## [Stated task]
Repeat the records below exactly.
--- Begin Records shown ---
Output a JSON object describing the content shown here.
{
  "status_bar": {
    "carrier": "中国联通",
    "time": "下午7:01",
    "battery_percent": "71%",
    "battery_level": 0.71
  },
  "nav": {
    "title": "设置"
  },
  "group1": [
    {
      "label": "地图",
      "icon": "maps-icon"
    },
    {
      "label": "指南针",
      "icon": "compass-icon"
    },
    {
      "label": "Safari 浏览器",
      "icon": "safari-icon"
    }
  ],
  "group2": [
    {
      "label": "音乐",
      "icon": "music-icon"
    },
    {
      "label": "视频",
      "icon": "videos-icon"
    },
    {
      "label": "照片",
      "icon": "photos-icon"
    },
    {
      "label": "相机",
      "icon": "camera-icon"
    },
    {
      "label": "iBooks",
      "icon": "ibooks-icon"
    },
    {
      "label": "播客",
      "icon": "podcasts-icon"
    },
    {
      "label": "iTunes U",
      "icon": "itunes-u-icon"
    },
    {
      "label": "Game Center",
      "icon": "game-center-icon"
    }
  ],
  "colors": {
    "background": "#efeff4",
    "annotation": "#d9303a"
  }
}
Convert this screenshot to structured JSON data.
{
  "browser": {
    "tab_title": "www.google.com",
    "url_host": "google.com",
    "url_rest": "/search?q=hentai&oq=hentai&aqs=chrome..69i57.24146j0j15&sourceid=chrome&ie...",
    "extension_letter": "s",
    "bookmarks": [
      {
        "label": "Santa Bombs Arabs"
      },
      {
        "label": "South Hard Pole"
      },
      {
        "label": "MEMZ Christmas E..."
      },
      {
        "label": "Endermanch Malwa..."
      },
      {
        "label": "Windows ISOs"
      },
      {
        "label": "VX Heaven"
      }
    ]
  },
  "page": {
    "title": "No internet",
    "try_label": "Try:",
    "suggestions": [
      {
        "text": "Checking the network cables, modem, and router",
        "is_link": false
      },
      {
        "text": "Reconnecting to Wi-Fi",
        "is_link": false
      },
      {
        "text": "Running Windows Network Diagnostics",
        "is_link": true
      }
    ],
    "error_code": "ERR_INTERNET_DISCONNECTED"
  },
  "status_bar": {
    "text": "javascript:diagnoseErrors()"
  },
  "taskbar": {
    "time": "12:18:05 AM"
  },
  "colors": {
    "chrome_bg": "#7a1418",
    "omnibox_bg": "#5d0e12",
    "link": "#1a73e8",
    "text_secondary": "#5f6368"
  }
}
--- End Records shown ---
## [Output below]
Output a JSON object describing the content shown here.
{
  "status_bar": {
    "carrier": "中国联通",
    "time": "下午7:01",
    "battery_percent": "71%",
    "battery_level": 0.71
  },
  "nav": {
    "title": "设置"
  },
  "group1": [
    {
      "label": "地图",
      "icon": "maps-icon"
    },
    {
      "label": "指南针",
      "icon": "compass-icon"
    },
    {
      "label": "Safari 浏览器",
      "icon": "safari-icon"
    }
  ],
  "group2": [
    {
      "label": "音乐",
      "icon": "music-icon"
    },
    {
      "label": "视频",
      "icon": "videos-icon"
    },
    {
      "label": "照片",
      "icon": "photos-icon"
    },
    {
      "label": "相机",
      "icon": "camera-icon"
    },
    {
      "label": "iBooks",
      "icon": "ibooks-icon"
    },
    {
      "label": "播客",
      "icon": "podcasts-icon"
    },
    {
      "label": "iTunes U",
      "icon": "itunes-u-icon"
    },
    {
      "label": "Game Center",
      "icon": "game-center-icon"
    }
  ],
  "colors": {
    "background": "#efeff4",
    "annotation": "#d9303a"
  }
}
Convert this screenshot to structured JSON data.
{
  "browser": {
    "tab_title": "www.google.com",
    "url_host": "google.com",
    "url_rest": "/search?q=hentai&oq=hentai&aqs=chrome..69i57.24146j0j15&sourceid=chrome&ie...",
    "extension_letter": "s",
    "bookmarks": [
      {
        "label": "Santa Bombs Arabs"
      },
      {
        "label": "South Hard Pole"
      },
      {
        "label": "MEMZ Christmas E..."
      },
      {
        "label": "Endermanch Malwa..."
      },
      {
        "label": "Windows ISOs"
      },
      {
        "label": "VX Heaven"
      }
    ]
  },
  "page": {
    "title": "No internet",
    "try_label": "Try:",
    "suggestions": [
      {
        "text": "Checking the network cables, modem, and router",
        "is_link": false
      },
      {
        "text": "Reconnecting to Wi-Fi",
        "is_link": false
      },
      {
        "text": "Running Windows Network Diagnostics",
        "is_link": true
      }
    ],
    "error_code": "ERR_INTERNET_DISCONNECTED"
  },
  "status_bar": {
    "text": "javascript:diagnoseErrors()"
  },
  "taskbar": {
    "time": "12:18:05 AM"
  },
  "colors": {
    "chrome_bg": "#7a1418",
    "omnibox_bg": "#5d0e12",
    "link": "#1a73e8",
    "text_secondary": "#5f6368"
  }
}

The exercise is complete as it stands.